* ASSIGNED TASK
The answer must be one number: how many lines below contain the word "wenn".

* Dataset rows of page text
* * *

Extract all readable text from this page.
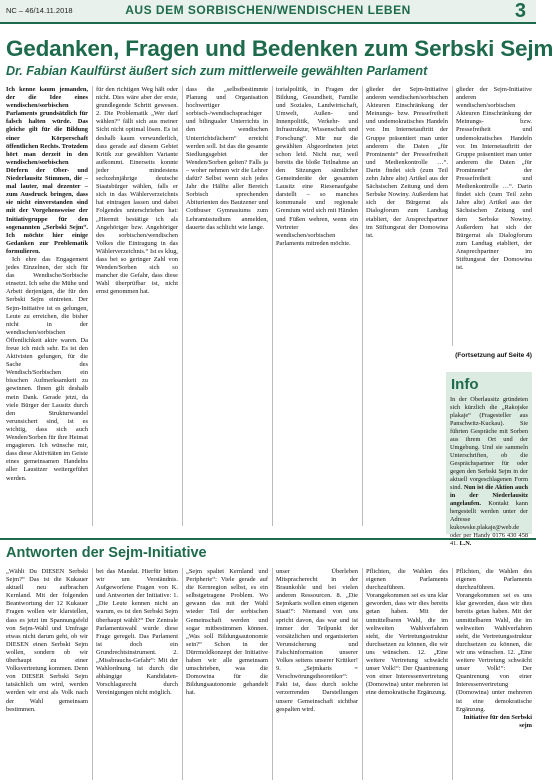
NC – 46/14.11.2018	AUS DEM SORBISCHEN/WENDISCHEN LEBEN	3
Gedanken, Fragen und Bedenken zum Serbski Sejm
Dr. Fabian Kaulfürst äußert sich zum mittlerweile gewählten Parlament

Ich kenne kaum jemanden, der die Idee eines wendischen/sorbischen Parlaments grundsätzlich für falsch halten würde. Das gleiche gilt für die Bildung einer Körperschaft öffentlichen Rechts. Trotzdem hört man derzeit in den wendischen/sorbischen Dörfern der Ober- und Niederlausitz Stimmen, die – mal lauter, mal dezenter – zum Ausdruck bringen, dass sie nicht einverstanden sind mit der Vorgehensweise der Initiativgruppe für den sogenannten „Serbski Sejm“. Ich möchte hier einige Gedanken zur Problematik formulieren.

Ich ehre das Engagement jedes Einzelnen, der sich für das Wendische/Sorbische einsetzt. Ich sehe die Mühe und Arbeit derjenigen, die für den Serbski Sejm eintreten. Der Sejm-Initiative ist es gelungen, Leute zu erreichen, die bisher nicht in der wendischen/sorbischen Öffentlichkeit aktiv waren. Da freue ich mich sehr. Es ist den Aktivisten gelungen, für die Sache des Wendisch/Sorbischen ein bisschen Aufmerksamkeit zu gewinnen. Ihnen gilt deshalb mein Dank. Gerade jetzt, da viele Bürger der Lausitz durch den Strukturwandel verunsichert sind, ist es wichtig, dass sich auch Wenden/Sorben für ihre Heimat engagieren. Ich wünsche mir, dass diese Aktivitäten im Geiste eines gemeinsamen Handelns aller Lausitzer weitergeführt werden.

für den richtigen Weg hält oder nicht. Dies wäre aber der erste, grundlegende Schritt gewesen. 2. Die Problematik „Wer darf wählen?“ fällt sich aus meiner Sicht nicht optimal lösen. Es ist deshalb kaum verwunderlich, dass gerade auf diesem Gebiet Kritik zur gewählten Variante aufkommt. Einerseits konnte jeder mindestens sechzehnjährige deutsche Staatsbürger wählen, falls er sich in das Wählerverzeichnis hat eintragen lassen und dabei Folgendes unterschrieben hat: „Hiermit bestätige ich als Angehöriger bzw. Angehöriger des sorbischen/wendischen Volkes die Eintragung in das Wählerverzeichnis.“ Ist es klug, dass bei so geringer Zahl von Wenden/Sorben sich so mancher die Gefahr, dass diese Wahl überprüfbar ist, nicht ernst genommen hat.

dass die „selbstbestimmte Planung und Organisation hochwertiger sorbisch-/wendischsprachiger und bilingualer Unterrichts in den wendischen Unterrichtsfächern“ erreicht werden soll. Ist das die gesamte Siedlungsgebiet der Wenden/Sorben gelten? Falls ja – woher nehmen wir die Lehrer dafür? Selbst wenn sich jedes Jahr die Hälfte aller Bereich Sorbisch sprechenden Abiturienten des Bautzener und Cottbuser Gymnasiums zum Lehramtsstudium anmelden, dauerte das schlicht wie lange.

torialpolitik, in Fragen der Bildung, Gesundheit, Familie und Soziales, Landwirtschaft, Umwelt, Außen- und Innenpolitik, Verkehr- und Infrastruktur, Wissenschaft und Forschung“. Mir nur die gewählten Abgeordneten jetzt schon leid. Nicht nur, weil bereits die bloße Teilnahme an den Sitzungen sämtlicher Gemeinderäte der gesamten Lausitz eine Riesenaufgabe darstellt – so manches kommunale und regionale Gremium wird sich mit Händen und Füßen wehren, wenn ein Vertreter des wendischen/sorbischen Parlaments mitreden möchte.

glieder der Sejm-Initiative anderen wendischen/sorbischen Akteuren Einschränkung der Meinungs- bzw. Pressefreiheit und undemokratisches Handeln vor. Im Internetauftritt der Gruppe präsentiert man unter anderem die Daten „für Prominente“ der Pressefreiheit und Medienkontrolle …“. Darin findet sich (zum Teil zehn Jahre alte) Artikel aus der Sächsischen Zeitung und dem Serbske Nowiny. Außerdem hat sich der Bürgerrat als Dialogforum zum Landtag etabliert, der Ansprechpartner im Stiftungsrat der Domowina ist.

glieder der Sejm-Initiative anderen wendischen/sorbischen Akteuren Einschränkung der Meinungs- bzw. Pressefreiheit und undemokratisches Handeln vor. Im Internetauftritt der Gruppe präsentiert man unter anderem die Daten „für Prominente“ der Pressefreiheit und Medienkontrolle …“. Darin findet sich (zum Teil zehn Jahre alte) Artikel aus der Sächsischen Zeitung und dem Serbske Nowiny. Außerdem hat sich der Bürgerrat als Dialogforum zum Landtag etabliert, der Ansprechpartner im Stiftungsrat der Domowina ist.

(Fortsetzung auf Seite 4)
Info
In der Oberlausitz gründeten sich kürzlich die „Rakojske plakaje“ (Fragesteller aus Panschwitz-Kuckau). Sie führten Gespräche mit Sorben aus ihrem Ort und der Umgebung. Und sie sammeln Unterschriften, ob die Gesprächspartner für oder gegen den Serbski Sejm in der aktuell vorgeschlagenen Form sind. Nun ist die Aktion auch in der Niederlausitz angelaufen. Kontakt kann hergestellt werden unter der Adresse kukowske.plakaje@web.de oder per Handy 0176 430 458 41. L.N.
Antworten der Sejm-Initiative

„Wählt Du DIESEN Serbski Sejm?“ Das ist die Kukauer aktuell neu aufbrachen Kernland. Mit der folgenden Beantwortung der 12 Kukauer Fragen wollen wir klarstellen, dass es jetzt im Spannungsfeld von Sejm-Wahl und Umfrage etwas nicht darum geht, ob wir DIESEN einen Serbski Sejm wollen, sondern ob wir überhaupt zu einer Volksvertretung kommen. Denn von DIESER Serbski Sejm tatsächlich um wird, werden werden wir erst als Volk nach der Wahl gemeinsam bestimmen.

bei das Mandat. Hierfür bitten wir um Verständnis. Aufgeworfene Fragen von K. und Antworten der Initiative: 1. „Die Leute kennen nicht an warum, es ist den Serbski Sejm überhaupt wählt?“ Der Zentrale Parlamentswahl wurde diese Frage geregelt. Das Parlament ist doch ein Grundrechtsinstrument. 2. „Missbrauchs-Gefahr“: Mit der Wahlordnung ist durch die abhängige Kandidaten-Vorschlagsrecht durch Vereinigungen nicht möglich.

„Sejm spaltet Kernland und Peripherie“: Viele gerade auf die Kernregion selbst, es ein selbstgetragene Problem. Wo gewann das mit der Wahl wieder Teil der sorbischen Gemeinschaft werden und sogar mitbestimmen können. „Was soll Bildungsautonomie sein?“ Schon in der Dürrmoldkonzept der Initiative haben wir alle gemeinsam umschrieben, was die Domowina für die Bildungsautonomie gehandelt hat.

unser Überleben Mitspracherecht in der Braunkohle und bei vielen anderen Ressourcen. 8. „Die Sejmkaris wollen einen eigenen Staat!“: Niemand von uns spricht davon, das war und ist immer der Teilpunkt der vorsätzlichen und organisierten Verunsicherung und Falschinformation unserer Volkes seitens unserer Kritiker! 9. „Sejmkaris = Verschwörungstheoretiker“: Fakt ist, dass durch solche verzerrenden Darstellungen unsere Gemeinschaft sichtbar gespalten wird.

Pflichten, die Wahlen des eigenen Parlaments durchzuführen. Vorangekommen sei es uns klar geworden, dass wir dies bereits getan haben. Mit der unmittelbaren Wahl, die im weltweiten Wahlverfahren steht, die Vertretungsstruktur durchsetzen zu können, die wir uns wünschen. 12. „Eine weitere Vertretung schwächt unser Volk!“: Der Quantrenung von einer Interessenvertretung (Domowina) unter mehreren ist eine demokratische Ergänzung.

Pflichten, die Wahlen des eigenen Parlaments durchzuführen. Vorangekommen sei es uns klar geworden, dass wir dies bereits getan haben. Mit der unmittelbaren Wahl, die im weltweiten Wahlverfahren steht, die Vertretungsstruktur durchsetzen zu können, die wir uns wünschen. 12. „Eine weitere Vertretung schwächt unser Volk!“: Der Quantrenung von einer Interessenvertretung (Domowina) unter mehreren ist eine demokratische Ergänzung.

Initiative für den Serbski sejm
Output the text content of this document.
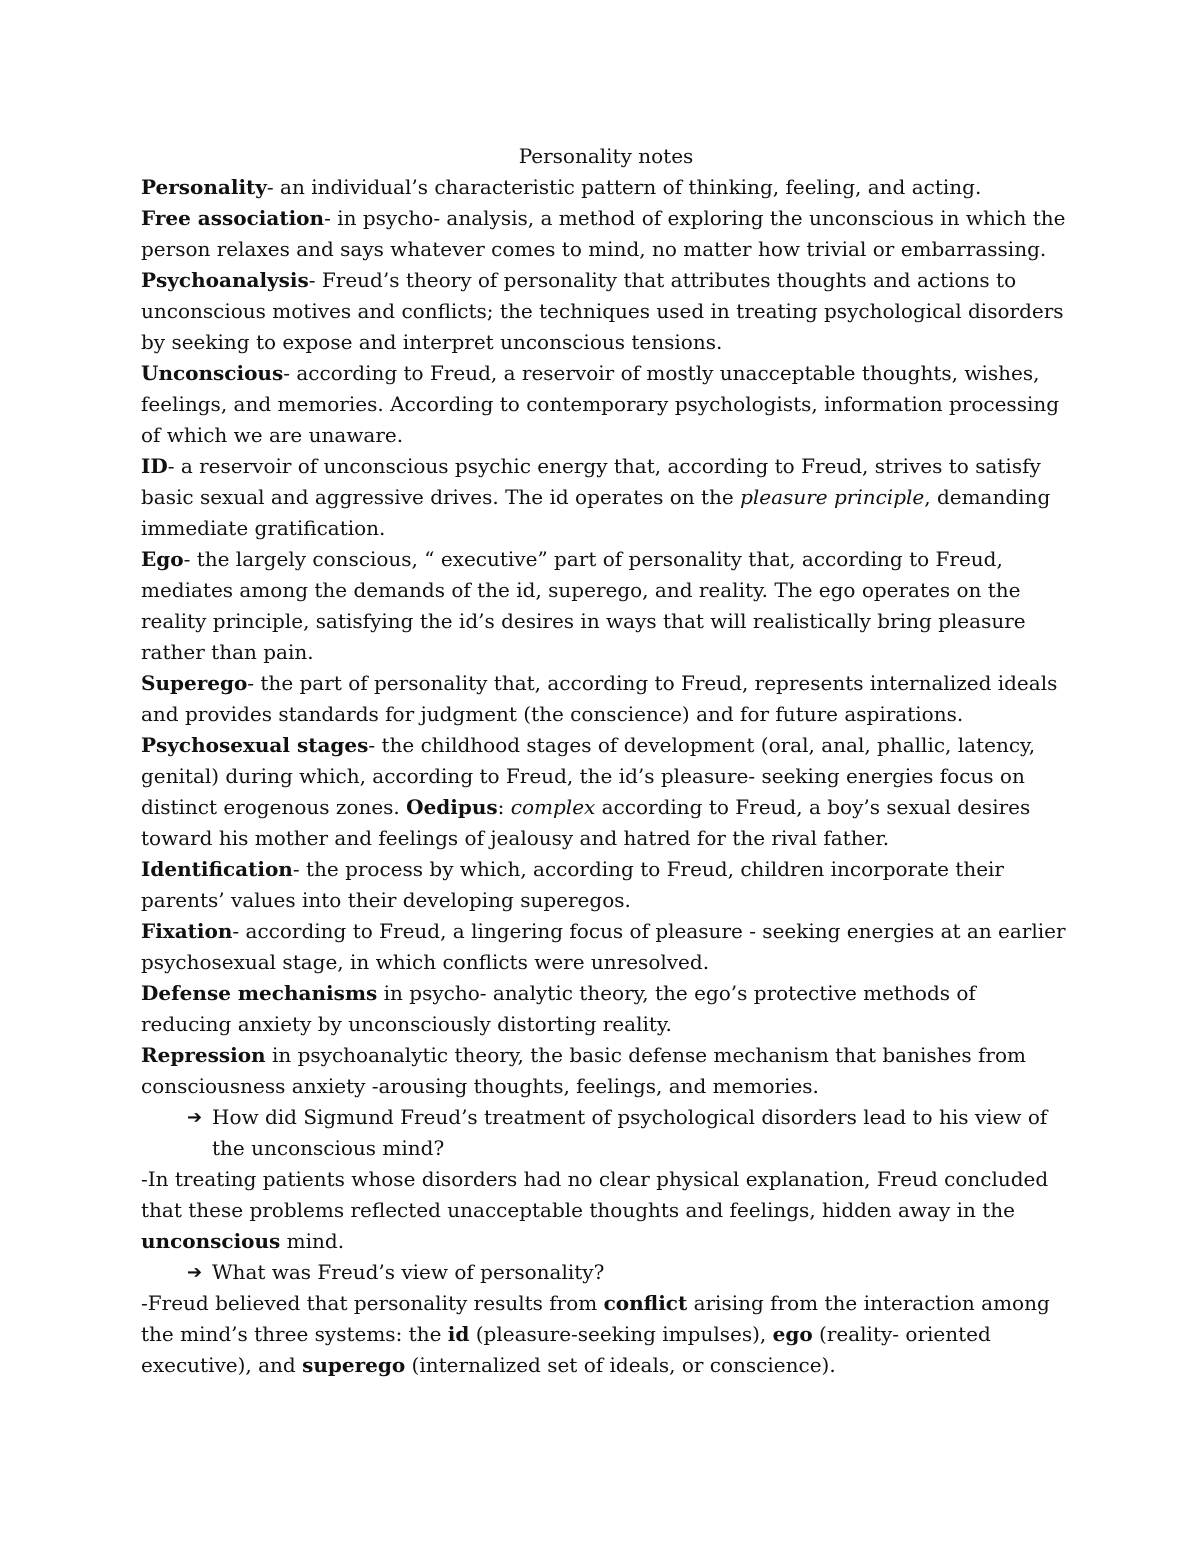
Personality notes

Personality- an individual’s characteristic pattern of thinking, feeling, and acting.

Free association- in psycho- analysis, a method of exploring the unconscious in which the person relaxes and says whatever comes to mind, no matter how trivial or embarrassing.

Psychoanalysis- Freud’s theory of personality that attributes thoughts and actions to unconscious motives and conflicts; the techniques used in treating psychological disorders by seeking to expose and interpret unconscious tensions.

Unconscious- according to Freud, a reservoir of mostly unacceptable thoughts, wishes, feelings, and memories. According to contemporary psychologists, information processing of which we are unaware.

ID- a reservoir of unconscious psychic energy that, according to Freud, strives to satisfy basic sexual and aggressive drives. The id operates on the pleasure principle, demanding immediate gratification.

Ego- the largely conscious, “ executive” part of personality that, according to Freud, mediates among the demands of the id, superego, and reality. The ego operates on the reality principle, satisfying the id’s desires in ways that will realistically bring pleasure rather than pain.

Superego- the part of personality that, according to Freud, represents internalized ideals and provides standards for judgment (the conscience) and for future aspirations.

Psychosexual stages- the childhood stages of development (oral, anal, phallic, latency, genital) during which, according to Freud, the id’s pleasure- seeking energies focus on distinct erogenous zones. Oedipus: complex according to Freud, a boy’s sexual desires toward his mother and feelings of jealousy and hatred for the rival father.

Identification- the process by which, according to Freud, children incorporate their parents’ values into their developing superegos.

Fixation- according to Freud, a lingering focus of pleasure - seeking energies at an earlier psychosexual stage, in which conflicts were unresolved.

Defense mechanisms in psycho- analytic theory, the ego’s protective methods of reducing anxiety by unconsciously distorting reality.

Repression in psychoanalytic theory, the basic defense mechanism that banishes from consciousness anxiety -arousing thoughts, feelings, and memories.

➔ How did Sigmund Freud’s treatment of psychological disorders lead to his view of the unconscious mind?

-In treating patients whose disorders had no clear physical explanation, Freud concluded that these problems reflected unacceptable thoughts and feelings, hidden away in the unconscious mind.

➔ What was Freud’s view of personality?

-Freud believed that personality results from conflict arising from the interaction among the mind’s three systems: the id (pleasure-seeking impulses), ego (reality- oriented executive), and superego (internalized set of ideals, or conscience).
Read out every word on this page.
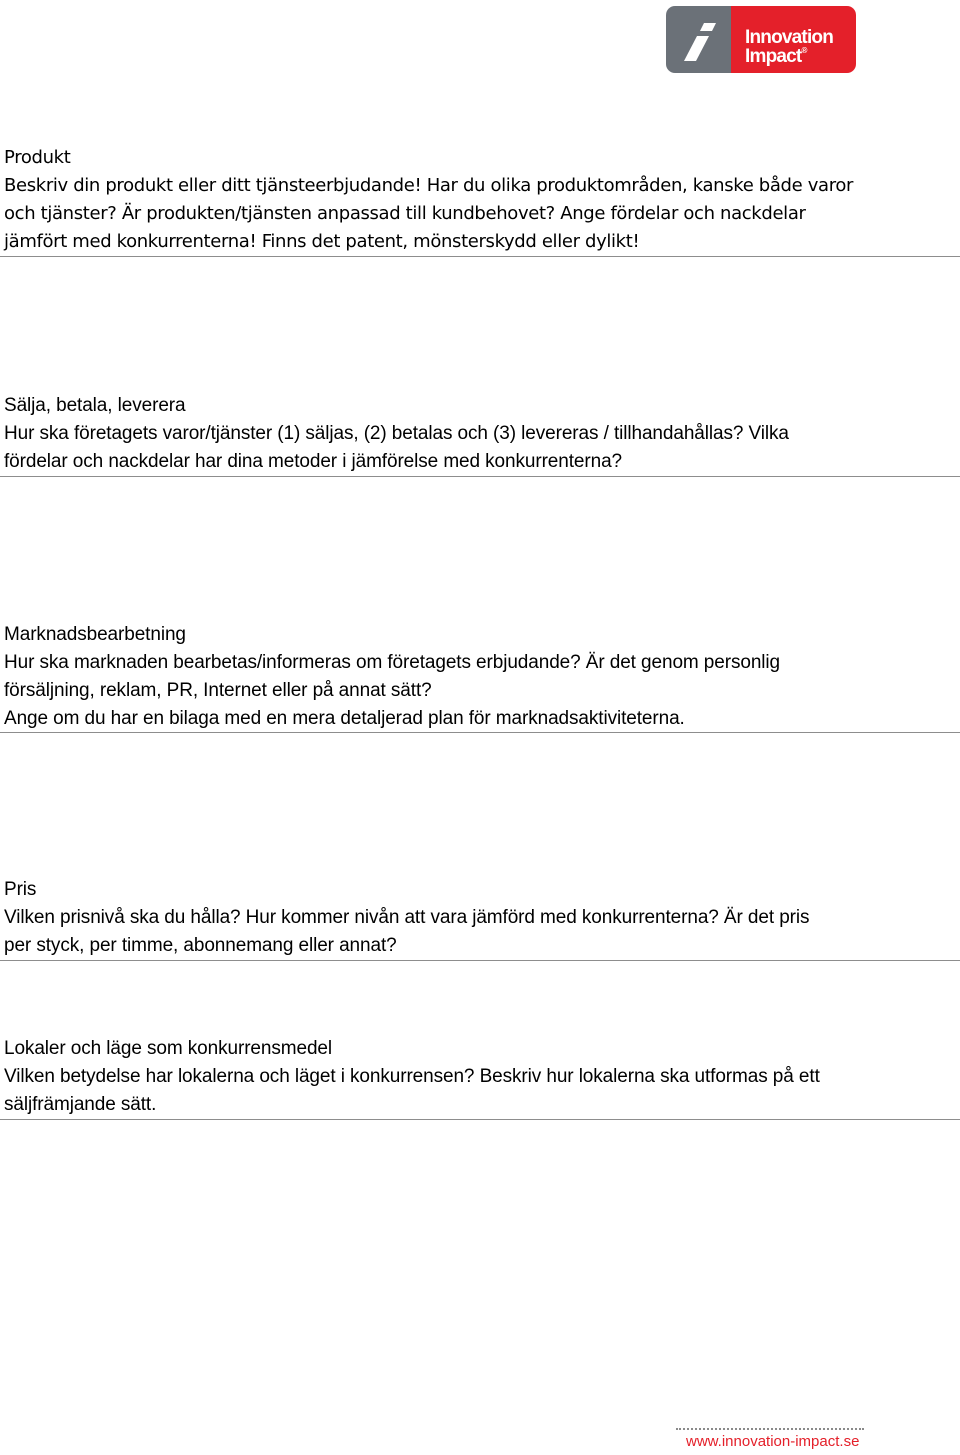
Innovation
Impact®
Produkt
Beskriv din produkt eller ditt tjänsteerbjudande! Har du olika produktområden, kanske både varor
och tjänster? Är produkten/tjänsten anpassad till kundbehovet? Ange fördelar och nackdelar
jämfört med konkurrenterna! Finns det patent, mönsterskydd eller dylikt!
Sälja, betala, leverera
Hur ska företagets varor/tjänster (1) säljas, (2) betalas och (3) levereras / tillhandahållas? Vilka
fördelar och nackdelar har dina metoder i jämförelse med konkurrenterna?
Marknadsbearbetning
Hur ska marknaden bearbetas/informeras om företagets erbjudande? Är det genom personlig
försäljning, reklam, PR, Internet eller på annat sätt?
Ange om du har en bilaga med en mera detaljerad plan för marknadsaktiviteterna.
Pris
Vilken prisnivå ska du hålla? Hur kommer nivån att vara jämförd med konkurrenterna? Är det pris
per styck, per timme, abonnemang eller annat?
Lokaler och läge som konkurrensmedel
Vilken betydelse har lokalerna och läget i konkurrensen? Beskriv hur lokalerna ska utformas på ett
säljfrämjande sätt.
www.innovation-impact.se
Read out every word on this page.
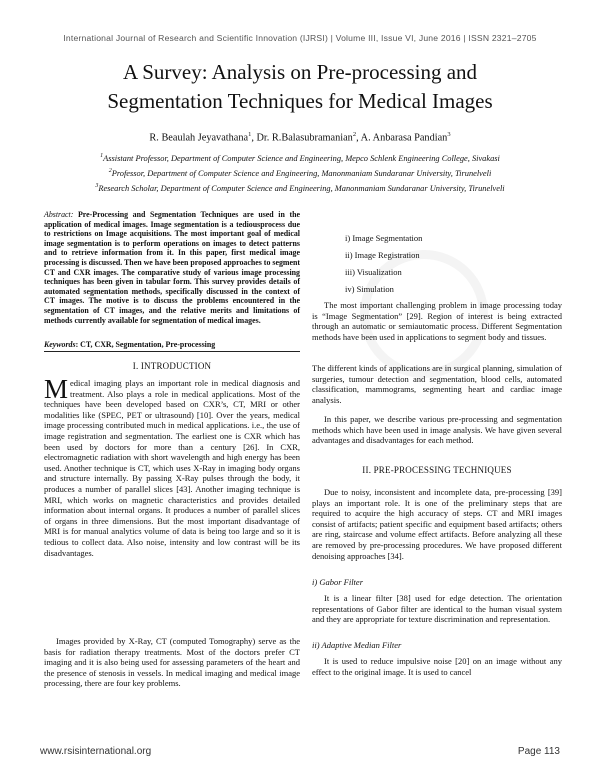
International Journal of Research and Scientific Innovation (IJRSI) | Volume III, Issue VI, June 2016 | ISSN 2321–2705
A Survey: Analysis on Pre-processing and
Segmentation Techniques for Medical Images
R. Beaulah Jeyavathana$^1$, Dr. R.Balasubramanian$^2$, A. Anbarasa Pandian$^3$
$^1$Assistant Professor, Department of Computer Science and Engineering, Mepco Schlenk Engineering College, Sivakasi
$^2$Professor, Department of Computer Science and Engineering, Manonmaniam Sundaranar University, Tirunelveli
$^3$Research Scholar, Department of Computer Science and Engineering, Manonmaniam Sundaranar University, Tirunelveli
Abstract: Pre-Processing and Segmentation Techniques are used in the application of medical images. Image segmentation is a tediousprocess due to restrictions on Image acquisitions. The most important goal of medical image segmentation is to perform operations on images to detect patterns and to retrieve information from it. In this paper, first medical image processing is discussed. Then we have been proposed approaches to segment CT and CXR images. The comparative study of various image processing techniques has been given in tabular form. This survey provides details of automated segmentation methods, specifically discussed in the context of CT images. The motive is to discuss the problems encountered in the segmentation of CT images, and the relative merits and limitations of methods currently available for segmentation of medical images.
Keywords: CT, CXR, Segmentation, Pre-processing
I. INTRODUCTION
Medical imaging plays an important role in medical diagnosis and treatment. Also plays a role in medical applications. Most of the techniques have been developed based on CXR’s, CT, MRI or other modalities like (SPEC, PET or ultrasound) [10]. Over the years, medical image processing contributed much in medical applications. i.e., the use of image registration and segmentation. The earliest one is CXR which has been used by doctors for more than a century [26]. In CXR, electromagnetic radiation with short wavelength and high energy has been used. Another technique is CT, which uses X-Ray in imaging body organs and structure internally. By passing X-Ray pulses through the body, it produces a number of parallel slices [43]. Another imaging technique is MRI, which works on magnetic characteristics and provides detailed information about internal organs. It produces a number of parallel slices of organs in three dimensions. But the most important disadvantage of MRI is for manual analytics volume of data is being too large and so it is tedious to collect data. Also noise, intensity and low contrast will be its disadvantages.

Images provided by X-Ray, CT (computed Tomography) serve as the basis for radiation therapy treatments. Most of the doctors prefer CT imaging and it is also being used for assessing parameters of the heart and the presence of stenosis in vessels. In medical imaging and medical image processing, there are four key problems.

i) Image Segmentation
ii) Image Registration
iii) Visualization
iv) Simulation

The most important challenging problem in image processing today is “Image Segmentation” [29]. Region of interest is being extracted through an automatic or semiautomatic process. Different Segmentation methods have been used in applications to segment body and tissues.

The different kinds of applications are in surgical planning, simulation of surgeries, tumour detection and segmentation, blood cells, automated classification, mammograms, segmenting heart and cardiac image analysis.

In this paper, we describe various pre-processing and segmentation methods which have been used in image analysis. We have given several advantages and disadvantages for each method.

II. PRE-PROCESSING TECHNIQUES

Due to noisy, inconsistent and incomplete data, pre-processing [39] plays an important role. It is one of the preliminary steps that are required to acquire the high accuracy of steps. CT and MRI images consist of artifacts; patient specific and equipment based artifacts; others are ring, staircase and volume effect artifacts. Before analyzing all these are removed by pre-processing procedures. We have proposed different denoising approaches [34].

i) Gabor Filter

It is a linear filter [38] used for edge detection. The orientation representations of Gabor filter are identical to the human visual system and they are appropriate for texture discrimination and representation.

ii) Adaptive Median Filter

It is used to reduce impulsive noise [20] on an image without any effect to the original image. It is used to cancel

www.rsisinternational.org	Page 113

* * *

* RESULT OF THIS TASK
2